WHAT THIS TASK INVOLVES:
Write out exactly the lines running from the one with "Give me the" to the end of the data, including both of those lines and excluding pictures.

DATA LISTING:
◇ ◇ ◇ ◇ ◇

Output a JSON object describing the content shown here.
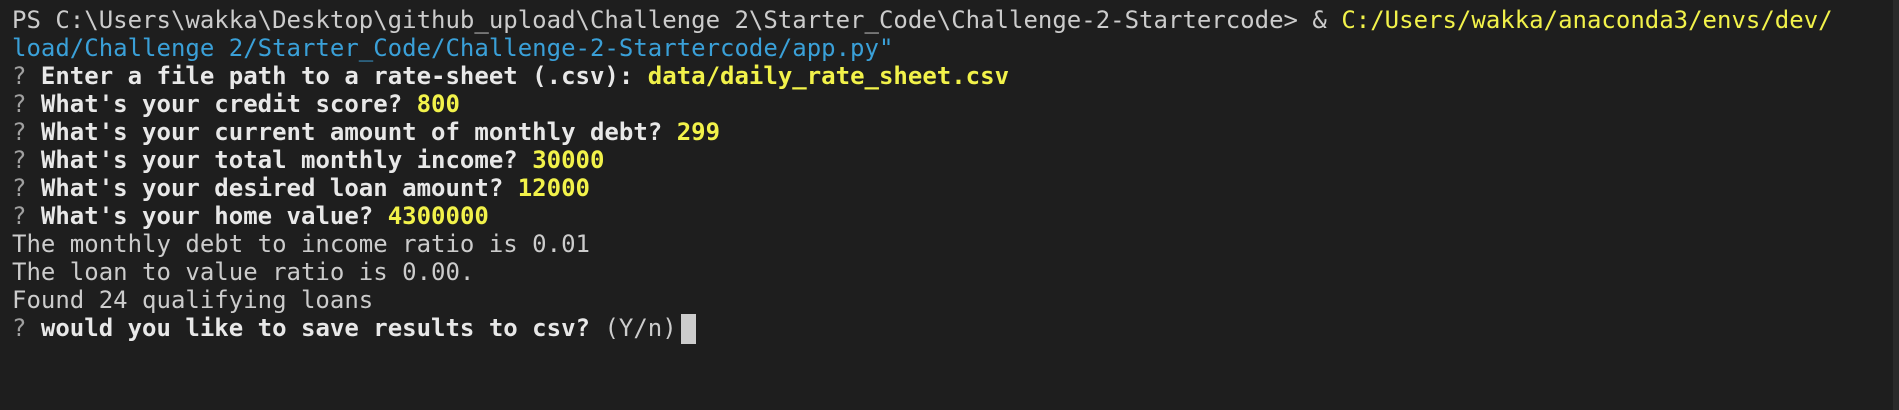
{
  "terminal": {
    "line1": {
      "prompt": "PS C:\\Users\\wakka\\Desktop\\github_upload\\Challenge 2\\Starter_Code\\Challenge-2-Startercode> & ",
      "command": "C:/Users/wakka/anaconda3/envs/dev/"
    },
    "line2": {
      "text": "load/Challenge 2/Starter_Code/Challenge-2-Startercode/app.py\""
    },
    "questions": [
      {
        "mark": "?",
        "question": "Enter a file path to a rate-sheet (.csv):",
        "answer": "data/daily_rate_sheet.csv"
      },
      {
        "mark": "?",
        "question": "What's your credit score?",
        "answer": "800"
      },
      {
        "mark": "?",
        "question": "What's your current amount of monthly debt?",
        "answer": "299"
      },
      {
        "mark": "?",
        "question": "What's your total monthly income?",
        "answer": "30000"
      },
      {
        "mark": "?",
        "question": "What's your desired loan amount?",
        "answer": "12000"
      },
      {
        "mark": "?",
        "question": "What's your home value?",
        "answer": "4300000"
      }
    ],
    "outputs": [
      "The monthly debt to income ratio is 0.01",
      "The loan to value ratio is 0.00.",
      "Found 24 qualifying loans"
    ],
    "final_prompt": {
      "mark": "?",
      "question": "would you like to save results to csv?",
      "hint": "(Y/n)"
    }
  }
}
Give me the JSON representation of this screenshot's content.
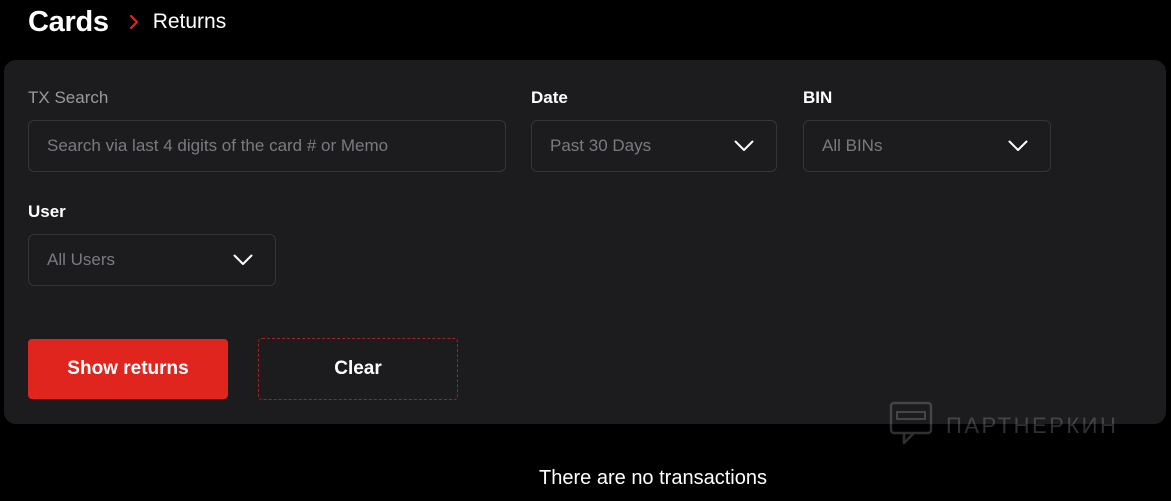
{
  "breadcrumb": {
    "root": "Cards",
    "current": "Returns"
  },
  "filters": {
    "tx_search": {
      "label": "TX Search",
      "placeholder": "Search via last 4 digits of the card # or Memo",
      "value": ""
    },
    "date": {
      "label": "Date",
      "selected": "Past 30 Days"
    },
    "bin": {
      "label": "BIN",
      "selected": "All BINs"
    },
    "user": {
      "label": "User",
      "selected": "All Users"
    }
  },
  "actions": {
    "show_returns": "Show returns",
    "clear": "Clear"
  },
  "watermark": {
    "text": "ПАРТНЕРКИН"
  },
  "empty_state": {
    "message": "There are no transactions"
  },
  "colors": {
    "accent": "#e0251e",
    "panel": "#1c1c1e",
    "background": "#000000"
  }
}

◇ ◇ ◇ ◇ ◇

WORKED ANSWER:
Give me the JSON representation of this screenshot's content.
{
  "breadcrumb": {
    "root": "Cards",
    "current": "Returns"
  },
  "filters": {
    "tx_search": {
      "label": "TX Search",
      "placeholder": "Search via last 4 digits of the card # or Memo",
      "value": ""
    },
    "date": {
      "label": "Date",
      "selected": "Past 30 Days"
    },
    "bin": {
      "label": "BIN",
      "selected": "All BINs"
    },
    "user": {
      "label": "User",
      "selected": "All Users"
    }
  },
  "actions": {
    "show_returns": "Show returns",
    "clear": "Clear"
  },
  "watermark": {
    "text": "ПАРТНЕРКИН"
  },
  "empty_state": {
    "message": "There are no transactions"
  },
  "colors": {
    "accent": "#e0251e",
    "panel": "#1c1c1e",
    "background": "#000000"
  }
}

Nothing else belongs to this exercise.